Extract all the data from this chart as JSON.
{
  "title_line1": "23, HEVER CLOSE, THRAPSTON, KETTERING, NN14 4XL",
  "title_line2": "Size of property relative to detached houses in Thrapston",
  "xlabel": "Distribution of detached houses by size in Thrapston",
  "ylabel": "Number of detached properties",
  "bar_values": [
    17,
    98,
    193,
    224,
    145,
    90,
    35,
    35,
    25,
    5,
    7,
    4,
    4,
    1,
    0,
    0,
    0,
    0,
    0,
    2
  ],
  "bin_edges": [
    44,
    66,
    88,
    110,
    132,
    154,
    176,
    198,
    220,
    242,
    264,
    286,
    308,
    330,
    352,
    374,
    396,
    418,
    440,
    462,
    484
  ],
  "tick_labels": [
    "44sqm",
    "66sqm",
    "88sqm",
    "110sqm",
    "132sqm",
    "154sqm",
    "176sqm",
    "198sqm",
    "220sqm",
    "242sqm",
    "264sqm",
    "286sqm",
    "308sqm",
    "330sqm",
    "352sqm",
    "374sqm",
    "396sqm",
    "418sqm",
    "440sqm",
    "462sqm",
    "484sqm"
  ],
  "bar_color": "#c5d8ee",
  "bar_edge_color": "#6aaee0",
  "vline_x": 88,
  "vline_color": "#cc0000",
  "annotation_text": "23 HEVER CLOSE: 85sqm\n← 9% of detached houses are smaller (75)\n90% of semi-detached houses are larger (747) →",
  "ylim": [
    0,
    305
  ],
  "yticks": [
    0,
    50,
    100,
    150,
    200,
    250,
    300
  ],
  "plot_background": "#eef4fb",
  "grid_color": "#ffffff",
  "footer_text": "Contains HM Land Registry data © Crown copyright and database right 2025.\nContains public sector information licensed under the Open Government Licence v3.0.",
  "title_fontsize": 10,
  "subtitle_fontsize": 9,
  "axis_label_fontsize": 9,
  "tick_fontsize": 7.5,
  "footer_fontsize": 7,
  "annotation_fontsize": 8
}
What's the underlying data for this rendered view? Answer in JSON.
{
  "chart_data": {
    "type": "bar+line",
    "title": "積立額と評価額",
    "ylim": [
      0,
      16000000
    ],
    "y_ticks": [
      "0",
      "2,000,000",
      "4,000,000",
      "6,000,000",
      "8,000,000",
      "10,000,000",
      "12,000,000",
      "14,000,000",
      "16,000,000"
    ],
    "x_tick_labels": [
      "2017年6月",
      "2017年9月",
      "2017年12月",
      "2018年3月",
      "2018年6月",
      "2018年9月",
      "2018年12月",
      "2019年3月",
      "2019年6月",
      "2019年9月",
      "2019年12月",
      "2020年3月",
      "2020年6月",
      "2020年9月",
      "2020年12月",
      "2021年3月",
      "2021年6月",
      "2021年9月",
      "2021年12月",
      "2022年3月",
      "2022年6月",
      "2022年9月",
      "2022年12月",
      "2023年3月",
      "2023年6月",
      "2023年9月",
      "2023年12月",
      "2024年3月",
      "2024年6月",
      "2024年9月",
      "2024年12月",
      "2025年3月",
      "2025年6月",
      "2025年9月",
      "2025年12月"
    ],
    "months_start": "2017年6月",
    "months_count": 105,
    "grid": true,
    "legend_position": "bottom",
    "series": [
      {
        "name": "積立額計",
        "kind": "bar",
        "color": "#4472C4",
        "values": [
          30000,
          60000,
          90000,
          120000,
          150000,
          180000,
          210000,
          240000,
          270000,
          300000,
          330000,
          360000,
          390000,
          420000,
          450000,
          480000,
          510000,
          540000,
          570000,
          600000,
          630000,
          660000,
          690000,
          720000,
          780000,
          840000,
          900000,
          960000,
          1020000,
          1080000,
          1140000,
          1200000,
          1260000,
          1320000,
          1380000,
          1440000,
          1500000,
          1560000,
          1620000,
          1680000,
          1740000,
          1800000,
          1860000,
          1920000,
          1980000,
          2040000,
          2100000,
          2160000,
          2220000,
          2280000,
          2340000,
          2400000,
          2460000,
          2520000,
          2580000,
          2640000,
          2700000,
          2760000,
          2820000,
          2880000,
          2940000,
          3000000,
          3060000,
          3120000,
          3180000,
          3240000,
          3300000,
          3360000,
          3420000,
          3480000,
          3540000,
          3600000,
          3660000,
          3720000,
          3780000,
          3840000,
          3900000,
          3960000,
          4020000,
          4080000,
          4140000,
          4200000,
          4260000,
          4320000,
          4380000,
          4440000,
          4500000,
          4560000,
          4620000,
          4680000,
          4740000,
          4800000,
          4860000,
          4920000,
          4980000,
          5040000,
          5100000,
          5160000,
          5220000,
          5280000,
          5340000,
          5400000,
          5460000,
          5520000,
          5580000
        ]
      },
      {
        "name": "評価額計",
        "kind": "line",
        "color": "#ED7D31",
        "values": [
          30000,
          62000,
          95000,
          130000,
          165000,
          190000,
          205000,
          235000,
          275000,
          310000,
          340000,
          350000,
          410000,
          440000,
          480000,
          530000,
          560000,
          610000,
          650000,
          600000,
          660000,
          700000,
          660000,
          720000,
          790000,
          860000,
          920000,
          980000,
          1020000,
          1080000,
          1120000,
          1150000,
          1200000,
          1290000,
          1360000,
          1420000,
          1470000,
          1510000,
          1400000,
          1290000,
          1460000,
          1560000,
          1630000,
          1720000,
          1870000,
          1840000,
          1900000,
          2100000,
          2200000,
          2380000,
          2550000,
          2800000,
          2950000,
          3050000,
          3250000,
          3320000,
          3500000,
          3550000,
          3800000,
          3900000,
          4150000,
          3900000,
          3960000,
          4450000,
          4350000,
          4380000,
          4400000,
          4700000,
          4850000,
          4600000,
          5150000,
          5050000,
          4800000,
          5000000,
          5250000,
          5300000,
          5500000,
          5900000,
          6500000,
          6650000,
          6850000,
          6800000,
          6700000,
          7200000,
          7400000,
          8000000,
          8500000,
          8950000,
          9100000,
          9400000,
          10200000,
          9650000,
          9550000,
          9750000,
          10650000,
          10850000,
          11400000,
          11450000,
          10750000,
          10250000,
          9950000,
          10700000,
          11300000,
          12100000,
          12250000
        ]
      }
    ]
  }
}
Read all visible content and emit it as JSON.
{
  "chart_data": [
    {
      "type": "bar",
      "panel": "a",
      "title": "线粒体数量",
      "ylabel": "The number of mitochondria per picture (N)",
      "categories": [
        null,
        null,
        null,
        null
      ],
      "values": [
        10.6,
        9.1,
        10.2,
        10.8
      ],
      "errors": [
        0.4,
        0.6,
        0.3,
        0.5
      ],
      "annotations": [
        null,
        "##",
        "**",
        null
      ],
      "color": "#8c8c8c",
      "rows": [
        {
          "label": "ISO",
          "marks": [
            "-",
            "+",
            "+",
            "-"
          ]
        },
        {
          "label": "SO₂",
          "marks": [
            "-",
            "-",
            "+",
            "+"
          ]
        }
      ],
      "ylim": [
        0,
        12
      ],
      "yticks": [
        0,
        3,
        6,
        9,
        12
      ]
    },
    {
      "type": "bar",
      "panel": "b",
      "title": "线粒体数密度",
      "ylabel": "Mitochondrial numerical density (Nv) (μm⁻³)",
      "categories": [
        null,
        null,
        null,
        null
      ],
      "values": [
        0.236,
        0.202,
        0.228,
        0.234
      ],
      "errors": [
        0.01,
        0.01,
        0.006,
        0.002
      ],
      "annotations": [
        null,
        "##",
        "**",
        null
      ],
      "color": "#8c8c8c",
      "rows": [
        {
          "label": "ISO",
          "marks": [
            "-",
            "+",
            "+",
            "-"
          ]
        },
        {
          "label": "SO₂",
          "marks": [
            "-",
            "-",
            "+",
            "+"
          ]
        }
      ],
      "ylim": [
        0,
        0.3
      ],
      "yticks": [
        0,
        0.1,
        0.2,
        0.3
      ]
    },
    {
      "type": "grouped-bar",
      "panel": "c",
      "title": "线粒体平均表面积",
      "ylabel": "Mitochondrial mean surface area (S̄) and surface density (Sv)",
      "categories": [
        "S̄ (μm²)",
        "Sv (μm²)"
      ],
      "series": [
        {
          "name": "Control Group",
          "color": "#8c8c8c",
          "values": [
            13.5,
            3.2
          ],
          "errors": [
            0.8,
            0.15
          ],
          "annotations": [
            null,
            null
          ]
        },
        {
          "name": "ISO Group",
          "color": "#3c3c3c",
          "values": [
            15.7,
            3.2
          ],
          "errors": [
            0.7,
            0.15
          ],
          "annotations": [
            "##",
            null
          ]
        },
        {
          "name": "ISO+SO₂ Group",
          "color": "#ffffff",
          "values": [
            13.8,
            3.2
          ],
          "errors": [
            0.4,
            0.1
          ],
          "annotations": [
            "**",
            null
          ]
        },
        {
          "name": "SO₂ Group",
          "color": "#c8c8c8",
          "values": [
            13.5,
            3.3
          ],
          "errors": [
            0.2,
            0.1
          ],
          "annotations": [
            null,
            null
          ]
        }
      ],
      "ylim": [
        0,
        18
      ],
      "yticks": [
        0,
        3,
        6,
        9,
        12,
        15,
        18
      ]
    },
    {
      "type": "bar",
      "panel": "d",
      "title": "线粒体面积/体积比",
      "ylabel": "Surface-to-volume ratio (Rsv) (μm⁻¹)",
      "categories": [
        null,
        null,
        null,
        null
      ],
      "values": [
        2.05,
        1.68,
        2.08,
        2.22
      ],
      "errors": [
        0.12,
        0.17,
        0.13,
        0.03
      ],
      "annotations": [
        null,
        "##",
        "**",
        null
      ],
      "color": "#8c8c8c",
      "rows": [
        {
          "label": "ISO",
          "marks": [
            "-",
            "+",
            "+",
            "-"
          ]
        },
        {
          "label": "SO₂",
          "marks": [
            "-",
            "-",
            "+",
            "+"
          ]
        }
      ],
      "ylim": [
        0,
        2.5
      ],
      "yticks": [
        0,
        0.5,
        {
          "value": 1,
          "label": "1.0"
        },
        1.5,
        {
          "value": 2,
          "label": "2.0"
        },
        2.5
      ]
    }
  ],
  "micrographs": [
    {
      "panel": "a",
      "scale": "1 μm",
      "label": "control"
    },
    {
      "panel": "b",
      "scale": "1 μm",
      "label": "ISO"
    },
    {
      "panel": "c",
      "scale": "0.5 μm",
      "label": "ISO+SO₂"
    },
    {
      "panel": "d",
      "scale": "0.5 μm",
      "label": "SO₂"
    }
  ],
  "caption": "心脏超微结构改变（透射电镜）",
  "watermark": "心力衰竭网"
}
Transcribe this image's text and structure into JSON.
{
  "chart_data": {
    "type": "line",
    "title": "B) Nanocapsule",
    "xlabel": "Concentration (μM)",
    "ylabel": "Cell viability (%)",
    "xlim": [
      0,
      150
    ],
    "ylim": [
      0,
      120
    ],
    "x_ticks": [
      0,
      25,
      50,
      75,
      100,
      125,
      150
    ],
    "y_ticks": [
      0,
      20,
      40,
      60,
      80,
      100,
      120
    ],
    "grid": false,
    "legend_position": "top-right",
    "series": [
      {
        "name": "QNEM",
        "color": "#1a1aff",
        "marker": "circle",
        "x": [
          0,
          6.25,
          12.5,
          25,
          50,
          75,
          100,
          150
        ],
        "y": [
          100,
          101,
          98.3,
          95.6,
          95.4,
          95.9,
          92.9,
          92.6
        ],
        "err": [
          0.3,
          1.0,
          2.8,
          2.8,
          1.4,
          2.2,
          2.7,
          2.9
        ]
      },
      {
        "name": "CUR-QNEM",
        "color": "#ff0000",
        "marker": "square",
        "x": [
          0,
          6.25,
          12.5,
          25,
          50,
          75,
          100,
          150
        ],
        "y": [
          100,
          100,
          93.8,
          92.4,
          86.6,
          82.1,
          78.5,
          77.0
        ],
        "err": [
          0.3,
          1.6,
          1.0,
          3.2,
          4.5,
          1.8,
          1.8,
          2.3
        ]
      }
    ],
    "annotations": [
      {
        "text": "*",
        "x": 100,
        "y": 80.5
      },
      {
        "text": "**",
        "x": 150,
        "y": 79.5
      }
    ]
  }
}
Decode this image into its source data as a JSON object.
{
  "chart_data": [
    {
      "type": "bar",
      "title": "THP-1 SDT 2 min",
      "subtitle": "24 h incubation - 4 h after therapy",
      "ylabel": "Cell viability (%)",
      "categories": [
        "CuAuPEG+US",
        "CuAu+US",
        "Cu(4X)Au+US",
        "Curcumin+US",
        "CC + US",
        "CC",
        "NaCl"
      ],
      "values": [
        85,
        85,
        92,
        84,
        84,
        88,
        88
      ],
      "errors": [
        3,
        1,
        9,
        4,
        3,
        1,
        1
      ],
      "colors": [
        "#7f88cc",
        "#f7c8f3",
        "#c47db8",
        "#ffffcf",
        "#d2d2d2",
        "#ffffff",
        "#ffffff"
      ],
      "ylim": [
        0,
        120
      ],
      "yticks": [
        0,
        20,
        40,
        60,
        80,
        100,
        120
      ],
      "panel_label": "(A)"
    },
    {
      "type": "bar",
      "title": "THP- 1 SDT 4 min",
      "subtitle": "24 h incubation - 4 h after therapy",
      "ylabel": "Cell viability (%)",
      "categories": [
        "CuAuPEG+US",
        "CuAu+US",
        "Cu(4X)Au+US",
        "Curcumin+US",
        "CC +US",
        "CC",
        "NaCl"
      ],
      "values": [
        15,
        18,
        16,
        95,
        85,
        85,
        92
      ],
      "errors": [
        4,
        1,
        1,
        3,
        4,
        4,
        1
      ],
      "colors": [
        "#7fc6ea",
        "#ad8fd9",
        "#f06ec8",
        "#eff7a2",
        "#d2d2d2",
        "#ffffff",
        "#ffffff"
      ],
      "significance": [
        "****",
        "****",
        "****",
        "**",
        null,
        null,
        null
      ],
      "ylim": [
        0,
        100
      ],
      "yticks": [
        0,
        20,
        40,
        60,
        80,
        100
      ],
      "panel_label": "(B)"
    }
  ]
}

**Stated task**
Pull out all lines from the entries above that include the word "CLOSE".

**Result of this exercise**
  "title_line1": "23, HEVER CLOSE, THRAPSTON, KETTERING, NN14 4XL",
  "annotation_text": "23 HEVER CLOSE: 85sqm\n← 9% of detached houses are smaller (75)\n90% of semi-detached houses are larger (747) →",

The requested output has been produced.